§ **What you have to do**
Every line of the data that contains the string "oraz" must be copied.

————————

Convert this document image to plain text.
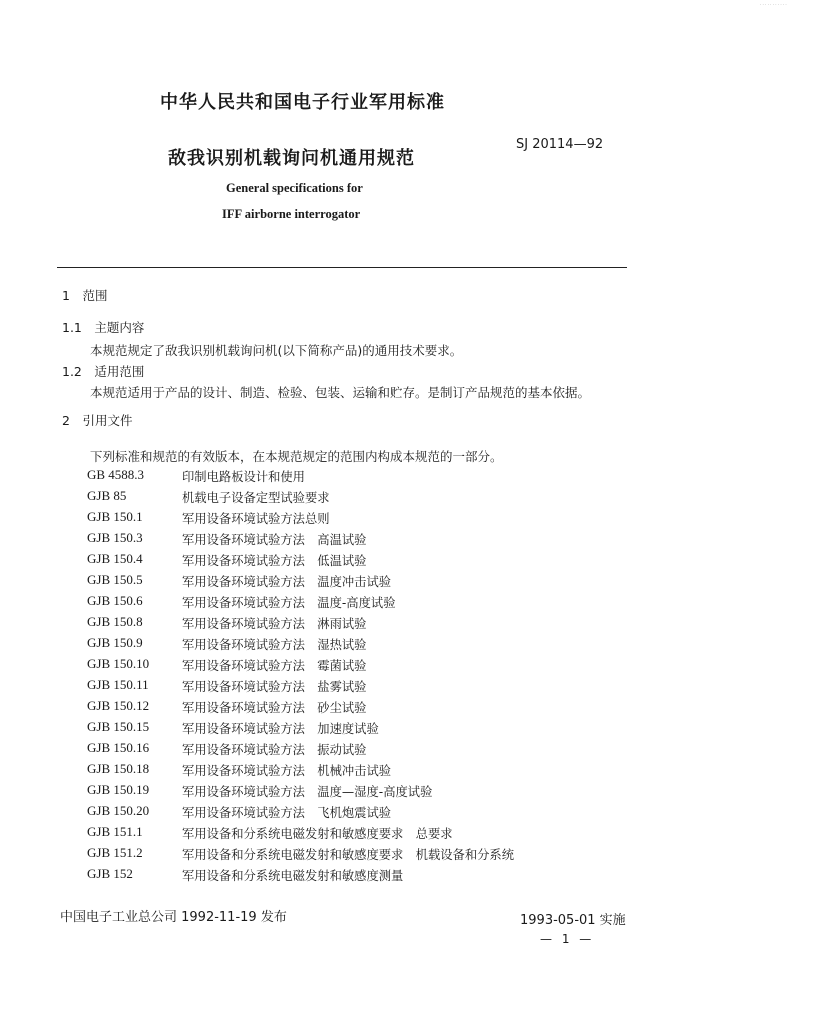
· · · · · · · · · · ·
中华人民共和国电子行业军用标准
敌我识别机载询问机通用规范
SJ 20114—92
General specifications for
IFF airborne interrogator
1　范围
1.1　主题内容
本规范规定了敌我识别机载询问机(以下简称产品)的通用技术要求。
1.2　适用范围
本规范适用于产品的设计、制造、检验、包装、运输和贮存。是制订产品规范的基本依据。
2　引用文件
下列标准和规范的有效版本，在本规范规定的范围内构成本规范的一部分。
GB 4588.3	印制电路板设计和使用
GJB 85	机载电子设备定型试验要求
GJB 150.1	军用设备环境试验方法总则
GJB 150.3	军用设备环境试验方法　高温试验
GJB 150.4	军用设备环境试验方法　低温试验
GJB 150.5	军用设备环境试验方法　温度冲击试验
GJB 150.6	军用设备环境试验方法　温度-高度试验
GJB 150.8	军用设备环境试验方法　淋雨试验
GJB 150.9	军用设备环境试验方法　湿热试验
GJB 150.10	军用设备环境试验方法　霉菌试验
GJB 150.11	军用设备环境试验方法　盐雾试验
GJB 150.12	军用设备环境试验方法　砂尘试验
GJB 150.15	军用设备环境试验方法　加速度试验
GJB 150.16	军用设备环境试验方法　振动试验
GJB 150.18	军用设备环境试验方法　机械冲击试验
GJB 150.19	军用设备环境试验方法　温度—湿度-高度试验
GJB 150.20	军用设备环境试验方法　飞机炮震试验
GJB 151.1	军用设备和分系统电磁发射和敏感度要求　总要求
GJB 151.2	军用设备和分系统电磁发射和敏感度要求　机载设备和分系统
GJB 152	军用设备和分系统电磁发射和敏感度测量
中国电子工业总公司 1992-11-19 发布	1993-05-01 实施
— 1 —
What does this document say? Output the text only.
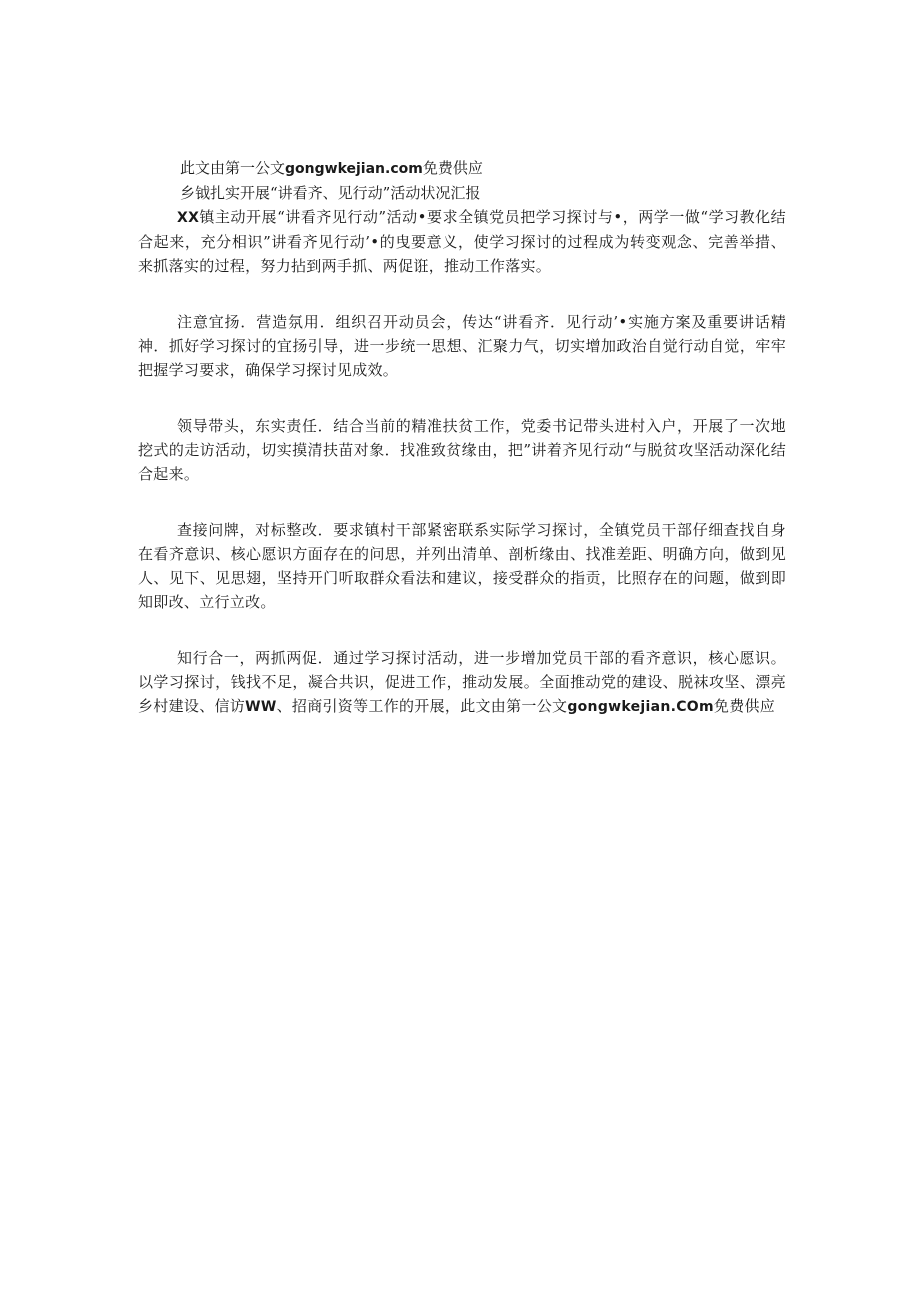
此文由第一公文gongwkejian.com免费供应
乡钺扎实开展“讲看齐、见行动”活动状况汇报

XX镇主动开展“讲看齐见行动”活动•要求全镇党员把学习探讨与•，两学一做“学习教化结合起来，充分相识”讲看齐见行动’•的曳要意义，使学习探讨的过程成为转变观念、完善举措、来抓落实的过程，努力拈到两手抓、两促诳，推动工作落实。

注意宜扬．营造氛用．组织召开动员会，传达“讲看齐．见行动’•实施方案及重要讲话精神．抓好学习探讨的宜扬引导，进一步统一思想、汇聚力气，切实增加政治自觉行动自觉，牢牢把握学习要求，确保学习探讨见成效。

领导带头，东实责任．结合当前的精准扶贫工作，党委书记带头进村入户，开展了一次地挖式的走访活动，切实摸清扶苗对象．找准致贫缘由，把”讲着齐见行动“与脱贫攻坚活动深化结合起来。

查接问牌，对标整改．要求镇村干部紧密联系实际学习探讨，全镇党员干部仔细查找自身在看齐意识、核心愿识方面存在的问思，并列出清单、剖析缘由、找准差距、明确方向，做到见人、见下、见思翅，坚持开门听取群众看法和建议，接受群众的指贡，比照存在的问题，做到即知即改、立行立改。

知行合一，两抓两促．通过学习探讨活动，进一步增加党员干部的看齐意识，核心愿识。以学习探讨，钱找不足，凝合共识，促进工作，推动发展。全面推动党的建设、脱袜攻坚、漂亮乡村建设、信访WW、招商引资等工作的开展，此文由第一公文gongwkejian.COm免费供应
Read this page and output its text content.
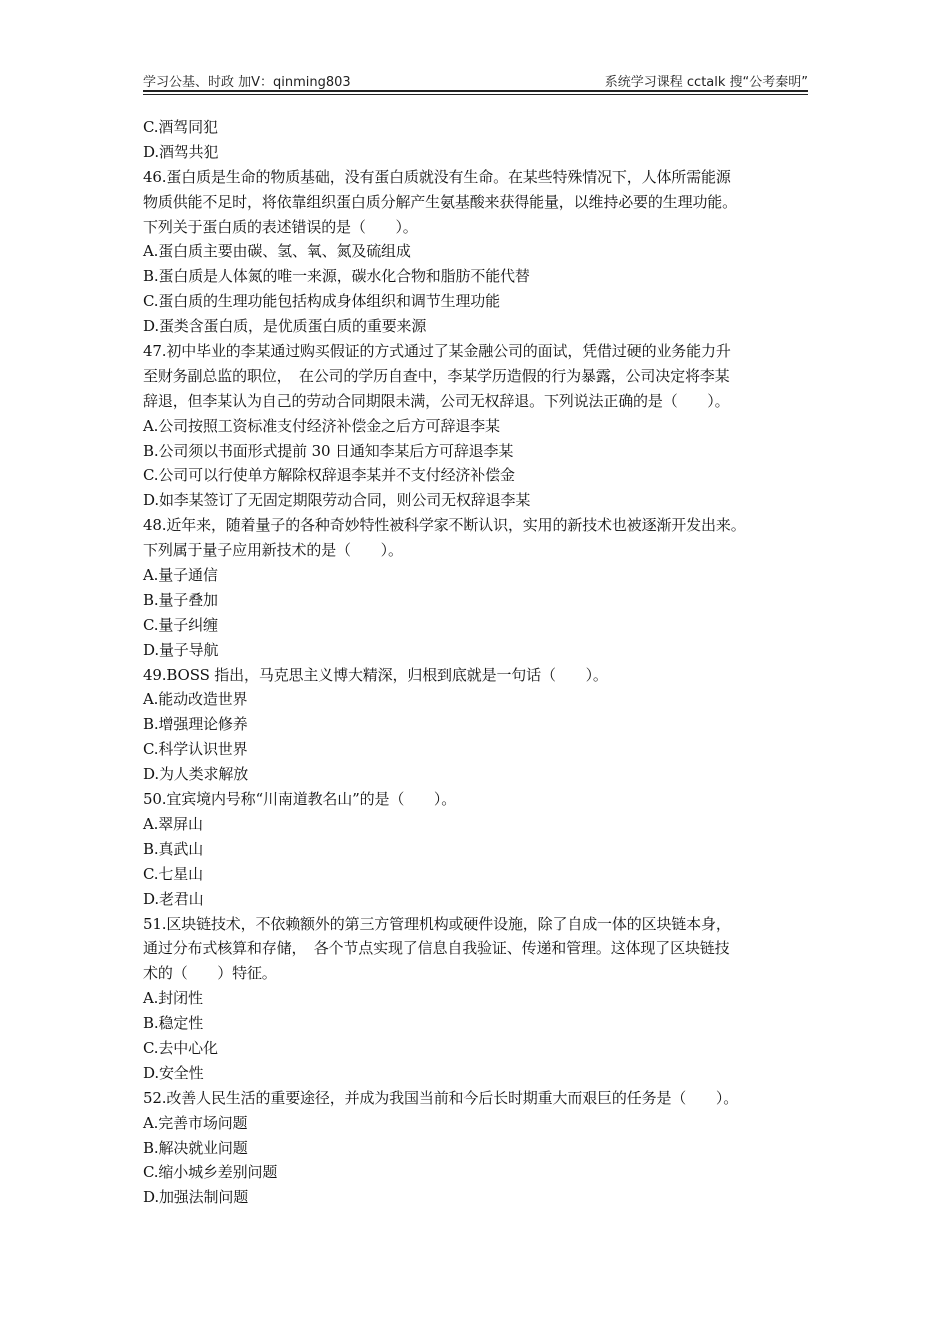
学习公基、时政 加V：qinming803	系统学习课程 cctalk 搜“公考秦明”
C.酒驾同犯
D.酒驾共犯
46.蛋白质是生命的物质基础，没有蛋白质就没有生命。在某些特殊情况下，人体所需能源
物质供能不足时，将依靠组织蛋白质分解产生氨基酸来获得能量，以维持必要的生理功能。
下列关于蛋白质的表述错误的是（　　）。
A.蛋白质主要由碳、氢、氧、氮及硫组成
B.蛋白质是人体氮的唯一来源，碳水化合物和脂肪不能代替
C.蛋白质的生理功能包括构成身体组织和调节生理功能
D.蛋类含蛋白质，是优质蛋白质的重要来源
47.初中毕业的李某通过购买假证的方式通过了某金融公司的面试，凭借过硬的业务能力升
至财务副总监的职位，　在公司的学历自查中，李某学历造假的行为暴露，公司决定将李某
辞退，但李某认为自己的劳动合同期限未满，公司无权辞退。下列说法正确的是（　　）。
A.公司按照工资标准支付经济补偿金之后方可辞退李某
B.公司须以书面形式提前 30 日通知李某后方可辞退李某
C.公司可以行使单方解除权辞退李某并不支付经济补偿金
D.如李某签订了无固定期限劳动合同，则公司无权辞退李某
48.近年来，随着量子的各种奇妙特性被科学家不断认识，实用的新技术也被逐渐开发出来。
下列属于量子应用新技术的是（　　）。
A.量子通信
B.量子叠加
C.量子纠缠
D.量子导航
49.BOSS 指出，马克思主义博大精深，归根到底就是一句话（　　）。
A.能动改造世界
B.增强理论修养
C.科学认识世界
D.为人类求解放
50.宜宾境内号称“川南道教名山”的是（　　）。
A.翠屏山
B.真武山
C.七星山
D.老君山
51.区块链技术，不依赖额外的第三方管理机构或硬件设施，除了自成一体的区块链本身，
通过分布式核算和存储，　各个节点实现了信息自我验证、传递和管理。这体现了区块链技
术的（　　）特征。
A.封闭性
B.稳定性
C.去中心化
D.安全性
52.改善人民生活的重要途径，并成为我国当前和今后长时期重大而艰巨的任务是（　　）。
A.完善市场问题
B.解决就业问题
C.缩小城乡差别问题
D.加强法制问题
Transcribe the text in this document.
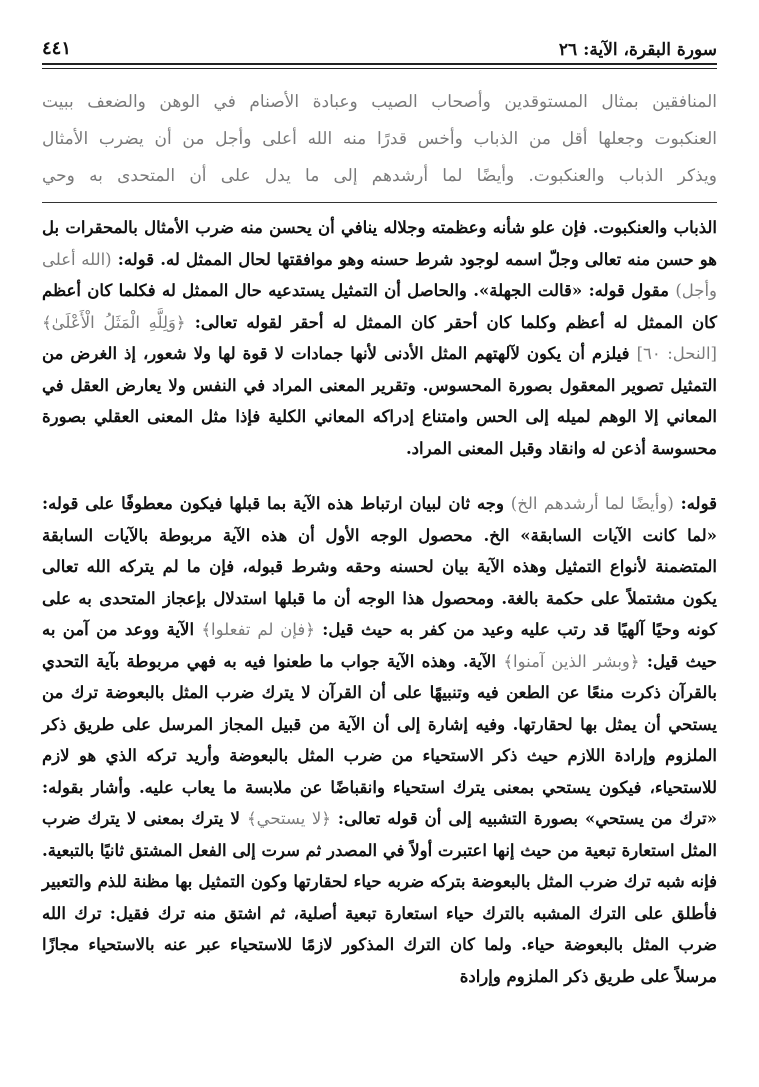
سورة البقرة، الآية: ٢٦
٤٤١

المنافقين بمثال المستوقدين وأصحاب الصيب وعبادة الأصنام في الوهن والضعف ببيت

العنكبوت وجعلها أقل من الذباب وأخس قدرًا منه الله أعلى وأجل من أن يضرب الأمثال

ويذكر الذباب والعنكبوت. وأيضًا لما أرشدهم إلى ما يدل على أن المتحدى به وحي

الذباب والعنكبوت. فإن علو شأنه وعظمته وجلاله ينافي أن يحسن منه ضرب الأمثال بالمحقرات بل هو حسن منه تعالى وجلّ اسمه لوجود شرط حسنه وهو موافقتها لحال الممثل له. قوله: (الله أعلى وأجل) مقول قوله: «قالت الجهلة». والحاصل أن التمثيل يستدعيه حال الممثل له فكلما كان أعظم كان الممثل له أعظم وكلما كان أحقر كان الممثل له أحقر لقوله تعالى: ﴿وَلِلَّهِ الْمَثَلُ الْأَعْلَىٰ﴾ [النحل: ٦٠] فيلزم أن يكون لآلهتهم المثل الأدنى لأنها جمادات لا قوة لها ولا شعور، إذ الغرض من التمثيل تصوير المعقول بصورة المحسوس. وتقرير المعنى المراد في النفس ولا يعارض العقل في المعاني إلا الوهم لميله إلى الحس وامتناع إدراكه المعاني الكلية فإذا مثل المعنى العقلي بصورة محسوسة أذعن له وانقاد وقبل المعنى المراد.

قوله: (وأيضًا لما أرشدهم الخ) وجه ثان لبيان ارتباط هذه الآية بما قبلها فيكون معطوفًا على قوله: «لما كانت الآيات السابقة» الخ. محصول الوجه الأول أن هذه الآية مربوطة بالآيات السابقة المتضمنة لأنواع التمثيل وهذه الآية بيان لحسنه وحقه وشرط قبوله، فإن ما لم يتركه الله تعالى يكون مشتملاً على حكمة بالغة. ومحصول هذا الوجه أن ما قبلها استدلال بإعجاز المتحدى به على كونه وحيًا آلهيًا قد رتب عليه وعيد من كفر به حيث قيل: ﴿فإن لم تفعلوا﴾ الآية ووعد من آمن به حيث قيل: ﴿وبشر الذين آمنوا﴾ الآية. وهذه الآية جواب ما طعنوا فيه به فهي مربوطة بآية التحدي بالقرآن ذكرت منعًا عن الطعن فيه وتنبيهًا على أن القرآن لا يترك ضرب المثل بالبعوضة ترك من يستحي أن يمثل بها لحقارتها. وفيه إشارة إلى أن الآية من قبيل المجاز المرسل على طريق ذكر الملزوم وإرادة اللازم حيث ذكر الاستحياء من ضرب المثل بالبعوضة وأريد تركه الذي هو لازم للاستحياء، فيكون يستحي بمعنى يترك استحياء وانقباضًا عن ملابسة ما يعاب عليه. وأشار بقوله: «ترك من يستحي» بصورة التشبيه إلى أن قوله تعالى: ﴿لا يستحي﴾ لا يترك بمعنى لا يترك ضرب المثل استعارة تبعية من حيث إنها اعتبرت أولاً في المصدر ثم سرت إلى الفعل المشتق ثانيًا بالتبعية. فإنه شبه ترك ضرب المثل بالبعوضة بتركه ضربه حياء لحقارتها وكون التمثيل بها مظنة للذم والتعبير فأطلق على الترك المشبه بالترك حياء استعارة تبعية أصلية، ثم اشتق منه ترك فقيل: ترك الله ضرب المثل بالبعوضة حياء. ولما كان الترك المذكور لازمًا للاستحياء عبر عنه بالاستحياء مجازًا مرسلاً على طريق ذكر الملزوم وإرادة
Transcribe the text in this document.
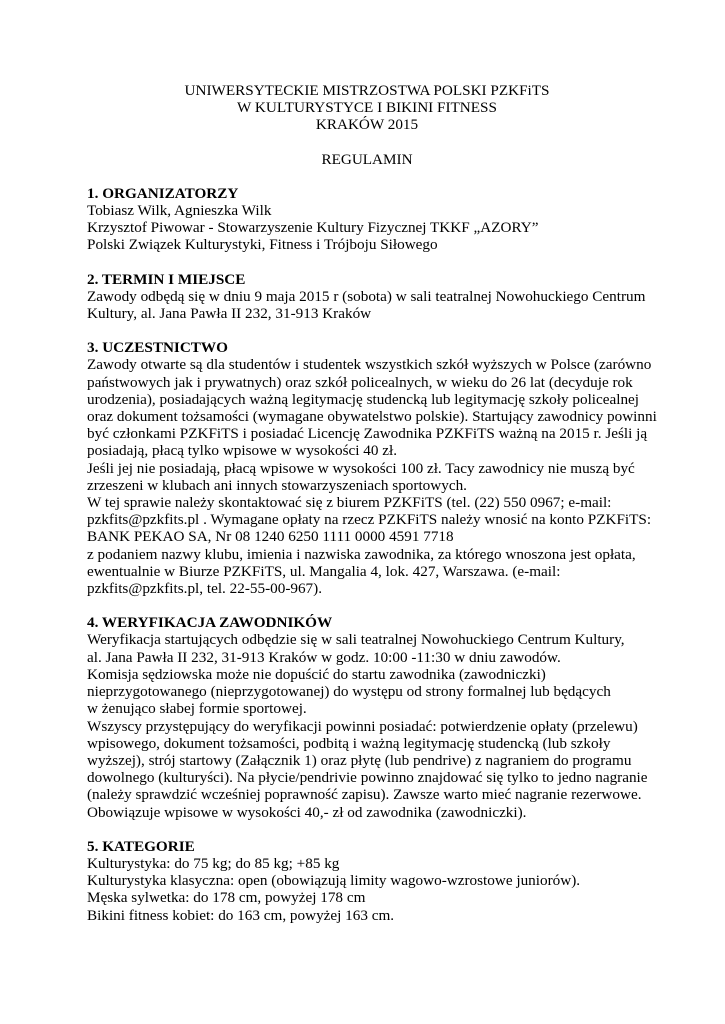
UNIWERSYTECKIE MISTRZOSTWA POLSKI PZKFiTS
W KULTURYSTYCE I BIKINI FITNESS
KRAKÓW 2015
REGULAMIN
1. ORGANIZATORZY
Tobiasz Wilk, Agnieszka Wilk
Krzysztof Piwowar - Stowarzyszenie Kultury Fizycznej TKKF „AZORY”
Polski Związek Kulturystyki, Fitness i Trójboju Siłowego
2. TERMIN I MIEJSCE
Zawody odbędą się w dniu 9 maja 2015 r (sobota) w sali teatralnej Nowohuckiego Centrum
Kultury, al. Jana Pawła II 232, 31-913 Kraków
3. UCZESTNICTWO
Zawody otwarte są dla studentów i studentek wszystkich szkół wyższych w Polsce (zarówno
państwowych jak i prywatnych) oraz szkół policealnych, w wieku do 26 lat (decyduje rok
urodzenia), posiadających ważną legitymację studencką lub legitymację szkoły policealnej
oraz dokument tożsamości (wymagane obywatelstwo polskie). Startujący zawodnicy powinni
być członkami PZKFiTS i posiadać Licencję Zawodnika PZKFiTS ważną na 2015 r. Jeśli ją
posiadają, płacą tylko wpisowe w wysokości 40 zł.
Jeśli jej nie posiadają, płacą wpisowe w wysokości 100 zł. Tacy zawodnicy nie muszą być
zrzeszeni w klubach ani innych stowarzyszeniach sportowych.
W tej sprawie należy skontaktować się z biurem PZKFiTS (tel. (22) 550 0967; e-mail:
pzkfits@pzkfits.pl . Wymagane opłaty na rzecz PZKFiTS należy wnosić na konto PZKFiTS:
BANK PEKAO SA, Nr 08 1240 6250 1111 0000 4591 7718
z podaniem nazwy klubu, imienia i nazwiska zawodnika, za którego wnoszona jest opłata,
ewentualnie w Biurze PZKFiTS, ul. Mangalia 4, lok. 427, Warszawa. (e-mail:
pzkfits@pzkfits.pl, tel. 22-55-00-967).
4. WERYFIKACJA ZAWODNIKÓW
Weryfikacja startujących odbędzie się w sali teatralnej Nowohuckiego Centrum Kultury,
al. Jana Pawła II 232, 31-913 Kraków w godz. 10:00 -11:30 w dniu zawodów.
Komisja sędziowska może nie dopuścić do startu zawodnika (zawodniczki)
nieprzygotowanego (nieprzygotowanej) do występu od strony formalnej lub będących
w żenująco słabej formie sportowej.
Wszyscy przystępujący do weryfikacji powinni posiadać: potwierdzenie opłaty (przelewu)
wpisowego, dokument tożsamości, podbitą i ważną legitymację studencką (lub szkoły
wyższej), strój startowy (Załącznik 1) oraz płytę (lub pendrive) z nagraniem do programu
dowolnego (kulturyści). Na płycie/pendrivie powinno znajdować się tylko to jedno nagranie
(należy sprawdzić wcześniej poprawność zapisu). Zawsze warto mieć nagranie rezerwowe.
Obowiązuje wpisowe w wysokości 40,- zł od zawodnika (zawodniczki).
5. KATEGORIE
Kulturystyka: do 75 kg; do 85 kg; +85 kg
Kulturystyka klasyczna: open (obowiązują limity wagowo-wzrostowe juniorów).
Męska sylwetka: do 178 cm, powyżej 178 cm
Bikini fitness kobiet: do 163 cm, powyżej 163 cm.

————————

§ **Written response**
państwowych jak i prywatnych) oraz szkół policealnych, w wieku do 26 lat (decyduje rok
oraz dokument tożsamości (wymagane obywatelstwo polskie). Startujący zawodnicy powinni
wyższej), strój startowy (Załącznik 1) oraz płytę (lub pendrive) z nagraniem do programu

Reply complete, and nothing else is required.